Structured figure records

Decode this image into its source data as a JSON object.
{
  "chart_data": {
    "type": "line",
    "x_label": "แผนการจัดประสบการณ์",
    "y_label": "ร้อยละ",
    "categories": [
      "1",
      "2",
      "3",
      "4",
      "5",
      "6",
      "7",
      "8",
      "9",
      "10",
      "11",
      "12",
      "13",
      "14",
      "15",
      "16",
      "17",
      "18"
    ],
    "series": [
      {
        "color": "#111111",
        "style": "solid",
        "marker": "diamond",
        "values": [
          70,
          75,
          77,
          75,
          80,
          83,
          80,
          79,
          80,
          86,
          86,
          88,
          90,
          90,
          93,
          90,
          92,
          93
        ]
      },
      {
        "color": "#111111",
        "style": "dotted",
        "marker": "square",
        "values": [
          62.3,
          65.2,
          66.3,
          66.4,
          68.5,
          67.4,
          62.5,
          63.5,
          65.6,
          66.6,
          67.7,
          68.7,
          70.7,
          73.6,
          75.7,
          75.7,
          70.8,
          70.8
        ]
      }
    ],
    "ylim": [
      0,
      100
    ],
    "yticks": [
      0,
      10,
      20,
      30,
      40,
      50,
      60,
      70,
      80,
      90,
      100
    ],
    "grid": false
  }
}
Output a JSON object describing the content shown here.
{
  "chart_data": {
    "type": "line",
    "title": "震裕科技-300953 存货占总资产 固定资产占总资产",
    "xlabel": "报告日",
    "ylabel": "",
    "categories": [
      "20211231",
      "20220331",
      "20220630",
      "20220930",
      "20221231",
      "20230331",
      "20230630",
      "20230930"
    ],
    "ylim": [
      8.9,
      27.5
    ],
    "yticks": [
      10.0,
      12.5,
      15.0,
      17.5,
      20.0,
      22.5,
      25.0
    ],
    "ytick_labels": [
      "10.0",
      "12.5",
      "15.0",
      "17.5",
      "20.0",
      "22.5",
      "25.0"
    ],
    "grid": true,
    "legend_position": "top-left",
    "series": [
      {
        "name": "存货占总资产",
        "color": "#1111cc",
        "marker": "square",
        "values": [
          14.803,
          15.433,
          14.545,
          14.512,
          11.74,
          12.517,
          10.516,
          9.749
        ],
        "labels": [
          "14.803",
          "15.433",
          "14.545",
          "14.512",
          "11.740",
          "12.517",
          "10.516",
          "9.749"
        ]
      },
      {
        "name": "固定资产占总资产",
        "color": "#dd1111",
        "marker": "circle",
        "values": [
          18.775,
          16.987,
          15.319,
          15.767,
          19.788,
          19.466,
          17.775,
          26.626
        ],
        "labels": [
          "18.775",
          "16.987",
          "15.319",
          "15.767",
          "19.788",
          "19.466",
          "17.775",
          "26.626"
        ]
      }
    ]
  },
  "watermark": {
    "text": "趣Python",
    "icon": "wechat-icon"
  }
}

* [WHAT IS NEEDED]: Examine the entries and report how many of their lines contain the string "固定资产占总资产", giving no more than the number.

* [SOLUTION TO THE EXERCISE]: 2